Task requirements:
Retype each record below word for word. Leave the pictures out.

Begin Input data

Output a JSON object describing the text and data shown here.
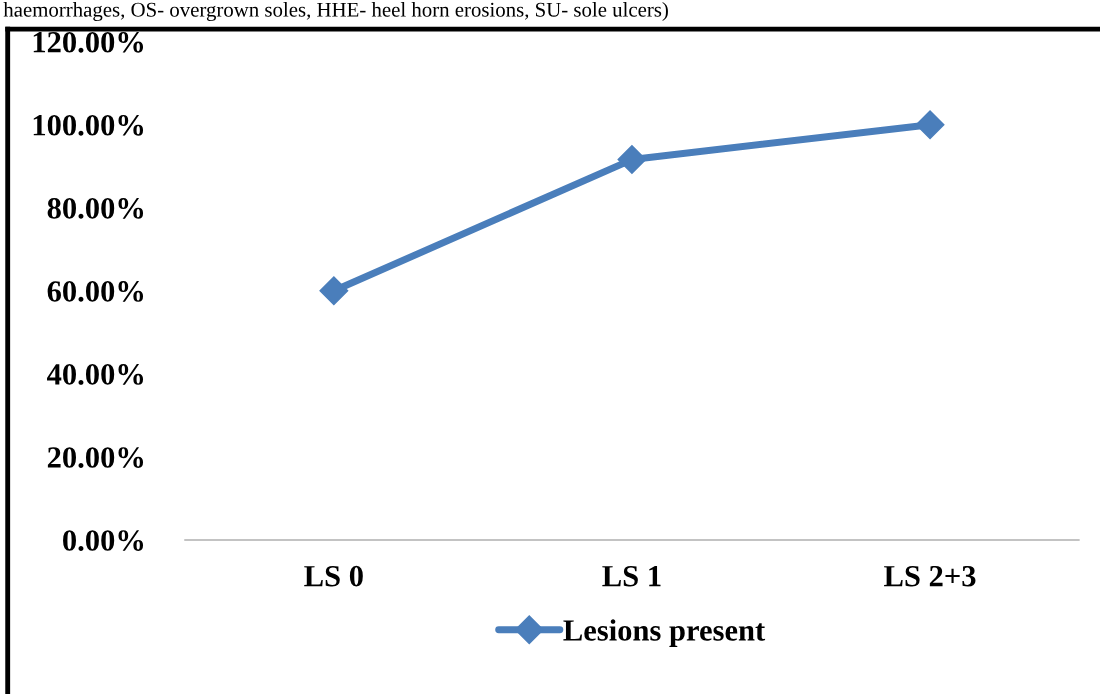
{
  "chart_data": {
    "type": "line",
    "annotations": [
      "haemorrhages, OS- overgrown soles, HHE- heel horn erosions, SU- sole ulcers)"
    ],
    "categories": [
      "LS 0",
      "LS 1",
      "LS 2+3"
    ],
    "series": [
      {
        "name": "Lesions present",
        "color": "#4a7ebb",
        "values": [
          60,
          91.6,
          100
        ]
      }
    ],
    "ylim": [
      0,
      120
    ],
    "yticks": [
      {
        "value": 0,
        "label": "0.00%"
      },
      {
        "value": 20,
        "label": "20.00%"
      },
      {
        "value": 40,
        "label": "40.00%"
      },
      {
        "value": 60,
        "label": "60.00%"
      },
      {
        "value": 80,
        "label": "80.00%"
      },
      {
        "value": 100,
        "label": "100.00%"
      },
      {
        "value": 120,
        "label": "120.00%"
      }
    ],
    "grid": false,
    "legend": "bottom",
    "marker": "diamond",
    "line_style": "solid"
  }
}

End Input data

Result of this task:
Output a JSON object describing the text and data shown here.
{
  "chart_data": {
    "type": "line",
    "annotations": [
      "haemorrhages, OS- overgrown soles, HHE- heel horn erosions, SU- sole ulcers)"
    ],
    "categories": [
      "LS 0",
      "LS 1",
      "LS 2+3"
    ],
    "series": [
      {
        "name": "Lesions present",
        "color": "#4a7ebb",
        "values": [
          60,
          91.6,
          100
        ]
      }
    ],
    "ylim": [
      0,
      120
    ],
    "yticks": [
      {
        "value": 0,
        "label": "0.00%"
      },
      {
        "value": 20,
        "label": "20.00%"
      },
      {
        "value": 40,
        "label": "40.00%"
      },
      {
        "value": 60,
        "label": "60.00%"
      },
      {
        "value": 80,
        "label": "80.00%"
      },
      {
        "value": 100,
        "label": "100.00%"
      },
      {
        "value": 120,
        "label": "120.00%"
      }
    ],
    "grid": false,
    "legend": "bottom",
    "marker": "diamond",
    "line_style": "solid"
  }
}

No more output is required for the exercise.